Each entry must be reproduced precisely as it stands.

--- Extracted data ---

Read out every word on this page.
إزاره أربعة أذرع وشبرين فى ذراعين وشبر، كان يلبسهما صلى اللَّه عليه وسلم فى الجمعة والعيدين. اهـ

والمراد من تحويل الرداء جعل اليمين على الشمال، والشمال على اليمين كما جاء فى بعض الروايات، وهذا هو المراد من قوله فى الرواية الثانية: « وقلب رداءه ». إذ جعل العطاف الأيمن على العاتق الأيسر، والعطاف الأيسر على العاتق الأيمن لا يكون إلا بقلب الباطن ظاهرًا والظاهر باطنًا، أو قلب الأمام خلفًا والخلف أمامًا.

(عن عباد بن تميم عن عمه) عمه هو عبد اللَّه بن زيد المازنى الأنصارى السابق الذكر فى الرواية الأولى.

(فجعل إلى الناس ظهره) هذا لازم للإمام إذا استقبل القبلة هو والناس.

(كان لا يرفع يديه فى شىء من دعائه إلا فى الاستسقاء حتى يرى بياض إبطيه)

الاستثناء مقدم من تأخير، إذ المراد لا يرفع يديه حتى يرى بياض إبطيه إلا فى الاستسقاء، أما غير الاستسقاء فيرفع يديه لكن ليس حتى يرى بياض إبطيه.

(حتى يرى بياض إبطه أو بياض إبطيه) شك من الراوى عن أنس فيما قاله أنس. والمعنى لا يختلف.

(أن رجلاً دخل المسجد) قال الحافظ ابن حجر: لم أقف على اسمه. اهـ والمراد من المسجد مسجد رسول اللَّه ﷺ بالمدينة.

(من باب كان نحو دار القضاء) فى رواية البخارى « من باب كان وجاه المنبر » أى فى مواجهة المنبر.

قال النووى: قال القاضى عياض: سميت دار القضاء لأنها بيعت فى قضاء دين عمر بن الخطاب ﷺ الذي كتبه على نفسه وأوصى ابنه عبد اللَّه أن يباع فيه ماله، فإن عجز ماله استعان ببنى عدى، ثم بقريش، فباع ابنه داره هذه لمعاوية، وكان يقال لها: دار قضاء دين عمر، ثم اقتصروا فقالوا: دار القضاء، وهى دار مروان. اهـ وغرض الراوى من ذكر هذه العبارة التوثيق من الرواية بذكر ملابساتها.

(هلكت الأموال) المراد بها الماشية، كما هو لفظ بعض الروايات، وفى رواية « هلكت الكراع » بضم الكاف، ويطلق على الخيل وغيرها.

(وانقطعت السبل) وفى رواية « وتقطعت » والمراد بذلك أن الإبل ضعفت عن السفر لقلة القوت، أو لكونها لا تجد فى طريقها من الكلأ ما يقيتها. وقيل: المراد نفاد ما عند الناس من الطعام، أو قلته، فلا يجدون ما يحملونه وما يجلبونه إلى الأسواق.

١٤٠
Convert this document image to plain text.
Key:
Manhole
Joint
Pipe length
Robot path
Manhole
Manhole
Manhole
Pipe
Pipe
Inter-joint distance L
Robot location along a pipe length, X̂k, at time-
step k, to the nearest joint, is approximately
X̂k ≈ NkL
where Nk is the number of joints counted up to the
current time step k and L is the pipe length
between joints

---

## Exercise response
Read out every word on this page.
إزاره أربعة أذرع وشبرين فى ذراعين وشبر، كان يلبسهما صلى اللَّه عليه وسلم فى الجمعة والعيدين. اهـ

والمراد من تحويل الرداء جعل اليمين على الشمال، والشمال على اليمين كما جاء فى بعض الروايات، وهذا هو المراد من قوله فى الرواية الثانية: « وقلب رداءه ». إذ جعل العطاف الأيمن على العاتق الأيسر، والعطاف الأيسر على العاتق الأيمن لا يكون إلا بقلب الباطن ظاهرًا والظاهر باطنًا، أو قلب الأمام خلفًا والخلف أمامًا.

(عن عباد بن تميم عن عمه) عمه هو عبد اللَّه بن زيد المازنى الأنصارى السابق الذكر فى الرواية الأولى.

(فجعل إلى الناس ظهره) هذا لازم للإمام إذا استقبل القبلة هو والناس.

(كان لا يرفع يديه فى شىء من دعائه إلا فى الاستسقاء حتى يرى بياض إبطيه)

الاستثناء مقدم من تأخير، إذ المراد لا يرفع يديه حتى يرى بياض إبطيه إلا فى الاستسقاء، أما غير الاستسقاء فيرفع يديه لكن ليس حتى يرى بياض إبطيه.

(حتى يرى بياض إبطه أو بياض إبطيه) شك من الراوى عن أنس فيما قاله أنس. والمعنى لا يختلف.

(أن رجلاً دخل المسجد) قال الحافظ ابن حجر: لم أقف على اسمه. اهـ والمراد من المسجد مسجد رسول اللَّه ﷺ بالمدينة.

(من باب كان نحو دار القضاء) فى رواية البخارى « من باب كان وجاه المنبر » أى فى مواجهة المنبر.

قال النووى: قال القاضى عياض: سميت دار القضاء لأنها بيعت فى قضاء دين عمر بن الخطاب ﷺ الذي كتبه على نفسه وأوصى ابنه عبد اللَّه أن يباع فيه ماله، فإن عجز ماله استعان ببنى عدى، ثم بقريش، فباع ابنه داره هذه لمعاوية، وكان يقال لها: دار قضاء دين عمر، ثم اقتصروا فقالوا: دار القضاء، وهى دار مروان. اهـ وغرض الراوى من ذكر هذه العبارة التوثيق من الرواية بذكر ملابساتها.

(هلكت الأموال) المراد بها الماشية، كما هو لفظ بعض الروايات، وفى رواية « هلكت الكراع » بضم الكاف، ويطلق على الخيل وغيرها.

(وانقطعت السبل) وفى رواية « وتقطعت » والمراد بذلك أن الإبل ضعفت عن السفر لقلة القوت، أو لكونها لا تجد فى طريقها من الكلأ ما يقيتها. وقيل: المراد نفاد ما عند الناس من الطعام، أو قلته، فلا يجدون ما يحملونه وما يجلبونه إلى الأسواق.

١٤٠
Convert this document image to plain text.
Key:
Manhole
Joint
Pipe length
Robot path
Manhole
Manhole
Manhole
Pipe
Pipe
Inter-joint distance L
Robot location along a pipe length, X̂k, at time-
step k, to the nearest joint, is approximately
X̂k ≈ NkL
where Nk is the number of joints counted up to the
current time step k and L is the pipe length
between joints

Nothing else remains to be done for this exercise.